INSTRUÇÕES DO EXERCÍCIO:
Dê continuidade ao texto sobre o reaproveitamento de resíduos de cabelo humano, a partir do ponto em que ele termina.

TEXTO FORNECIDO:
★ ★ ★ ★ ★

No Brasil, o resíduo de cabelo humano ainda é considerado inservível nos mais de 500.000 salões de beleza espalhados pelo território nacional. Não há estimativas da quantidade de resíduos de cabelo gerada anualmente, mas podemos inferir que o descarte inapropriado desse resíduo se trata de um grande problema ambiental.
É importante lembrar que não estamos tratando do mercado internacional de cabelo humano para a produção de perucas e apliques, um mercado global liderado pela China e que terá faturamento estimado acima dos cinco bilhões de dólares até 2024. Em 2017, o Brasil exportou 1,6 t de cabelos naturais, com faturamento de US$ 724,6 mil.
Os resíduos de cabelo humano que não apresentam as características específicas para entrarem nesse mercado, são simplesmente descartados de qualquer maneira na natureza, onde se decompõe muito lentamente ao longo de vários anos, com todos os riscos ambientais envolvidos. Por outro lado, as propriedades únicas do cabelo humano, permitem o reaproveitamento do resíduo proveniente de cortes efetuados nos salões de beleza em diversas aplicações.
“Os resíduos de cabelo muitas vezes são tratados como orgânicos, mas é importante salientar que a grande maioria está carregado de produtos químicos como as colorações”, afirma Hélio M. Hatisuka Junior, diretor da Dinâmica Ambiental, empresa responsável pelo projeto Beleza Verde.
“Entre as aplicações possíveis, avaliamos o uso de resíduos de cabelos na produção de artefatos de cimento”, afirma Cláudio Oliveira Silva, gerente de inovação da Associação Brasileira de Cimento Portland. Neste caso, os fios de cabelo entram na formulação de concretos e argamassa substituindo as microfibras sintéticas de polipropileno, habitualmente utilizadas no concreto com o objetivo de melhorar algumas de suas propriedades, complementa Cláudio.
Inicialmente, foram escolhidos produtos de elevado valor agregado utilizados como revestimentos decorativos. Trata-se de placas cimentícias para revestimentos de parede e piso. Esses produtos podem ser produzidos com variedade de formas, texturas e cores, e como grande vantagem, podem ser especialmente desenhados para retornarem aos salões de beleza como revestimento de pisos e paredes, fechando de forma literal o conceito de economia circular.
“Esse tipo de desenvolvimento somente é possível com iniciativas como o programa Beleza Verde, que sensibiliza o setor de salões de beleza para a importância do tratamento correto dos resíduos gerados nesses estabelecimentos”, diz Tomás Ignacio Bertolacci, Diretor da Lythos, empresa tradicional no segmento de Artefatos Cimentícios.

★ ★ ★ ★ ★

Dados de detecção de layout de documentos
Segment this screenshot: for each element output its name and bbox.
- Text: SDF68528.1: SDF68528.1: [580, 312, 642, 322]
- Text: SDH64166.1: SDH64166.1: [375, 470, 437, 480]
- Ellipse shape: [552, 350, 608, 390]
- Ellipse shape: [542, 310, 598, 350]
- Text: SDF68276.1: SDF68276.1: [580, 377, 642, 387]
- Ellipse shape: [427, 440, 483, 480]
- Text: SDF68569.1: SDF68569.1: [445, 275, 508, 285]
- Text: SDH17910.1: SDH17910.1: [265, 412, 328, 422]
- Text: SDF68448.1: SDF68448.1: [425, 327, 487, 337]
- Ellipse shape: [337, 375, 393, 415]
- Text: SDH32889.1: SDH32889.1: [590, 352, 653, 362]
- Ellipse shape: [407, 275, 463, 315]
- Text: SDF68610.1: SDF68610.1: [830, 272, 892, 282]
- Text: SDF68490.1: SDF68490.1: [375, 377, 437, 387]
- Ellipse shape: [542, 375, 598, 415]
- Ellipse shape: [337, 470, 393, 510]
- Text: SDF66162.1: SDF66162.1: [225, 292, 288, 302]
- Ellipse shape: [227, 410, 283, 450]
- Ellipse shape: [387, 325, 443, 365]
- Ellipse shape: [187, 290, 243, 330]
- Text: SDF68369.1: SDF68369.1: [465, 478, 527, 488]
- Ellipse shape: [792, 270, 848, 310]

★ ★ ★ ★ ★

RESULTADO DO EXERCÍCIO:
Entre todos os resíduos gerados nesses estabelecimentos, sem dúvidas nenhuma, os cabelos são o maior desafio.
A proposta de produção de placas cimentícias, atendem às demandas desse setor, de solução para o resíduo de cabelos e ao mesmo tempo surpreende como solução circular sem depender de outros setores.
“As primeiras análises da produção das placas cimentícias com uso das microfibras de cabelo, demostraram muita similaridade com o uso tradicional de fibras sintéticas de polipropileno”, afirma Tomás. “O próximo passo será avaliar as contribuições da fibra de cabelo às propriedades das placas e sua durabilidade frente ao ambiente alcalino do concreto”, complementa Cláudio.
Existem muitas outras possibilidades para o reaproveitamento dos resíduos de cabelo, como muito bem apresentado no estudo realizado por GUPTA que demonstra as possibilidades em áreas que vão da agricultura, medicina, industrial e construção civil, como é essa proposta.
O desafio que se coloca é a implementação em larga escala desses usos, considerando-se as questões ambientais, sociais e econômicas. Nesse sentido, o aprimoramento do uso do resíduo de cabelo como microfibra para artefatos de cimento parece ser um caminho promissor.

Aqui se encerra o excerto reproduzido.